Direction: Copy every line of the data exactly, leaving nothing out.

Supplied material:
☆ ☆ ☆
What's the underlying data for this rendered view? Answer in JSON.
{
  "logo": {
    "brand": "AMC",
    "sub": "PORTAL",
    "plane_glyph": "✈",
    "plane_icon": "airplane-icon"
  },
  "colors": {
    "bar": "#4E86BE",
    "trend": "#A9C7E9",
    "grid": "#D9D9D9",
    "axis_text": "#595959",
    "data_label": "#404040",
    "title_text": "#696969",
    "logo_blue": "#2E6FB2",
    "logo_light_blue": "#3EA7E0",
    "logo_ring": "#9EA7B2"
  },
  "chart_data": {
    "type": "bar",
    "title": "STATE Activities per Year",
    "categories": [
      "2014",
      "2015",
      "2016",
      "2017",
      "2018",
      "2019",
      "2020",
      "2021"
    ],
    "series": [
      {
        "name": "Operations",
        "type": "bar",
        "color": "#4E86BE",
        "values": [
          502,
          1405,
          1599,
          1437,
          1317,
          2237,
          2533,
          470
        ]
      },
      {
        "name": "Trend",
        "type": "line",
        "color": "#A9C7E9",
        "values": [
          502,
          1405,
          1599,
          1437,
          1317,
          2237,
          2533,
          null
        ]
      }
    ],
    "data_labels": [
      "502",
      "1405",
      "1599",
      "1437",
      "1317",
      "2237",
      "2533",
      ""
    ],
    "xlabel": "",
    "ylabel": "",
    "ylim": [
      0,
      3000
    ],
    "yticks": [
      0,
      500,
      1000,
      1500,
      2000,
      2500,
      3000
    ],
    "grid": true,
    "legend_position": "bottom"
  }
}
☆ ☆ ☆
Task answer:
What's the underlying data for this rendered view? Answer in JSON.
{
  "logo": {
    "brand": "AMC",
    "sub": "PORTAL",
    "plane_glyph": "✈",
    "plane_icon": "airplane-icon"
  },
  "colors": {
    "bar": "#4E86BE",
    "trend": "#A9C7E9",
    "grid": "#D9D9D9",
    "axis_text": "#595959",
    "data_label": "#404040",
    "title_text": "#696969",
    "logo_blue": "#2E6FB2",
    "logo_light_blue": "#3EA7E0",
    "logo_ring": "#9EA7B2"
  },
  "chart_data": {
    "type": "bar",
    "title": "STATE Activities per Year",
    "categories": [
      "2014",
      "2015",
      "2016",
      "2017",
      "2018",
      "2019",
      "2020",
      "2021"
    ],
    "series": [
      {
        "name": "Operations",
        "type": "bar",
        "color": "#4E86BE",
        "values": [
          502,
          1405,
          1599,
          1437,
          1317,
          2237,
          2533,
          470
        ]
      },
      {
        "name": "Trend",
        "type": "line",
        "color": "#A9C7E9",
        "values": [
          502,
          1405,
          1599,
          1437,
          1317,
          2237,
          2533,
          null
        ]
      }
    ],
    "data_labels": [
      "502",
      "1405",
      "1599",
      "1437",
      "1317",
      "2237",
      "2533",
      ""
    ],
    "xlabel": "",
    "ylabel": "",
    "ylim": [
      0,
      3000
    ],
    "yticks": [
      0,
      500,
      1000,
      1500,
      2000,
      2500,
      3000
    ],
    "grid": true,
    "legend_position": "bottom"
  }
}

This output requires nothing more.